# Exercise description:
Answer with a single number: the count of lines that hold "Microsoft".

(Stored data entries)
■ ■ ■
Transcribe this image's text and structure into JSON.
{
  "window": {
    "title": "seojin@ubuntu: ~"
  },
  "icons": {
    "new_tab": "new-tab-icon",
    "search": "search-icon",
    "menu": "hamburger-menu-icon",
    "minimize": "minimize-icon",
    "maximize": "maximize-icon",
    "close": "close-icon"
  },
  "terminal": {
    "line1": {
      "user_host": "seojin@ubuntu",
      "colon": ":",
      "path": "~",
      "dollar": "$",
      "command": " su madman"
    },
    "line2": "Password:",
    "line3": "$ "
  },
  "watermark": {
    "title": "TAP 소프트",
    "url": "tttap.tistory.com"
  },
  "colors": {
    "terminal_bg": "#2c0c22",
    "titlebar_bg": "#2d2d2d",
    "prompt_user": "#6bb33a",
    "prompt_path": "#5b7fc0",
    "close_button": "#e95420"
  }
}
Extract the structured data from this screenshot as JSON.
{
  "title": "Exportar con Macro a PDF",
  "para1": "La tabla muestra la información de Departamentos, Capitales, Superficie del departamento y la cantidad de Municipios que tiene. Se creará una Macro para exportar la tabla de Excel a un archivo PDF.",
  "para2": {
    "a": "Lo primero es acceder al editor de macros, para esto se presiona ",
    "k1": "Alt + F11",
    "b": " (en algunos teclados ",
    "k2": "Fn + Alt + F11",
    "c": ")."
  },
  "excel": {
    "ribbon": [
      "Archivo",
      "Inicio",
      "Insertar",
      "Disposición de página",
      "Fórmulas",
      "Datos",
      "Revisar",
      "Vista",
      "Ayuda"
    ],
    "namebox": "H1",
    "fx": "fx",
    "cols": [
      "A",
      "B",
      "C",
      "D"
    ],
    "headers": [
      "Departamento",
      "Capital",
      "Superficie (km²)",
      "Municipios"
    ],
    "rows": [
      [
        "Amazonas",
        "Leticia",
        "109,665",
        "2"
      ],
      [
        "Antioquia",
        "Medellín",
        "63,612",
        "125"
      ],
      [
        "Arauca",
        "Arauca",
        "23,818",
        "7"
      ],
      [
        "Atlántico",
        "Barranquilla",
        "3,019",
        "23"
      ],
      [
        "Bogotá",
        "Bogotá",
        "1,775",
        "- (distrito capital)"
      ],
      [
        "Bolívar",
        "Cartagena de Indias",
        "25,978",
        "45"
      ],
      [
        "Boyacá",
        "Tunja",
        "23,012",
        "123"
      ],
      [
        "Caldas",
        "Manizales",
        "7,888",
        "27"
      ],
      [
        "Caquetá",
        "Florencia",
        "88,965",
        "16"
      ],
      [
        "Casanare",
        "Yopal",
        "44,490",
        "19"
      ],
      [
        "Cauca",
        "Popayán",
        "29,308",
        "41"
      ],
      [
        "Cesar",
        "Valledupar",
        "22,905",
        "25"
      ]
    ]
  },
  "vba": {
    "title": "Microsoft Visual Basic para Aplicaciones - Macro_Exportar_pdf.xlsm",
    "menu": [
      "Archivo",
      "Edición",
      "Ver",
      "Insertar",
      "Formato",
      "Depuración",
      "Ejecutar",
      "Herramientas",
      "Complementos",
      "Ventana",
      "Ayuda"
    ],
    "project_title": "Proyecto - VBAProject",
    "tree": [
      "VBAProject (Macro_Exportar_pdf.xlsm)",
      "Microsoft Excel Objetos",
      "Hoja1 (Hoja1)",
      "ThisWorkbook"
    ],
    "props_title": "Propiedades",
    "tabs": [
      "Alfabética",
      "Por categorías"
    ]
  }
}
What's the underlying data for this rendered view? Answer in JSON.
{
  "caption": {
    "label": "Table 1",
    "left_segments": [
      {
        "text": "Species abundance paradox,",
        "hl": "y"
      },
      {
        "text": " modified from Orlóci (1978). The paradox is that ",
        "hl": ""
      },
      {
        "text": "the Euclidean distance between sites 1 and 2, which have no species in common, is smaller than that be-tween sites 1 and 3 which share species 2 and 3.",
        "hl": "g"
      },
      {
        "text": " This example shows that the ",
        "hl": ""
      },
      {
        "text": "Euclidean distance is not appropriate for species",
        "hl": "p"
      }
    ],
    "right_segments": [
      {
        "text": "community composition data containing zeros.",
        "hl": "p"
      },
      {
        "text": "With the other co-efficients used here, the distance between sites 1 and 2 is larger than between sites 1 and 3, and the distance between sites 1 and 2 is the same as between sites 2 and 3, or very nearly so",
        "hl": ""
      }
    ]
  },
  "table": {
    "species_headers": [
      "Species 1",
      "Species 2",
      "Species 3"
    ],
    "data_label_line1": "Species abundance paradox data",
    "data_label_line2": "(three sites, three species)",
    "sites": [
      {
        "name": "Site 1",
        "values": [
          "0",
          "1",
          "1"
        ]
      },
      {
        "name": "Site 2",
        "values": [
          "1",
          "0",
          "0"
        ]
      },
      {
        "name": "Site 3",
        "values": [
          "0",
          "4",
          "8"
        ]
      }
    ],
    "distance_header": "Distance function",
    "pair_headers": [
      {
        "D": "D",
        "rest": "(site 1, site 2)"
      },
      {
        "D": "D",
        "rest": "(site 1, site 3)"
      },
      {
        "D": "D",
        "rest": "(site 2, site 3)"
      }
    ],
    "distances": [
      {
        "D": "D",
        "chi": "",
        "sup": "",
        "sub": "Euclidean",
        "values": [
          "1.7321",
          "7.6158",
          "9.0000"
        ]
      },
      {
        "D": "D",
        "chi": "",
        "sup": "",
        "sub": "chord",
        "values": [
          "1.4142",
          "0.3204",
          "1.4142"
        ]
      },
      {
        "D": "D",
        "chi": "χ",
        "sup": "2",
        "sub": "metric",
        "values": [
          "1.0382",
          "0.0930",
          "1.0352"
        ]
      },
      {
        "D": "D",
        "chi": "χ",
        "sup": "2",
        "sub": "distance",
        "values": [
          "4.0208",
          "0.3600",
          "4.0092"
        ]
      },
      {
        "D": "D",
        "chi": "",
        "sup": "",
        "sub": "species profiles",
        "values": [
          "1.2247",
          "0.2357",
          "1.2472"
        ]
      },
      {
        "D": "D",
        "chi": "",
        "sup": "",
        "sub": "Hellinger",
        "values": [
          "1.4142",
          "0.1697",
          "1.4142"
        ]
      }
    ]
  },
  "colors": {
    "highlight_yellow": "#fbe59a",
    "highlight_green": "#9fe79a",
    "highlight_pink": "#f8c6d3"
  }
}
■ ■ ■
# Problem solution:
2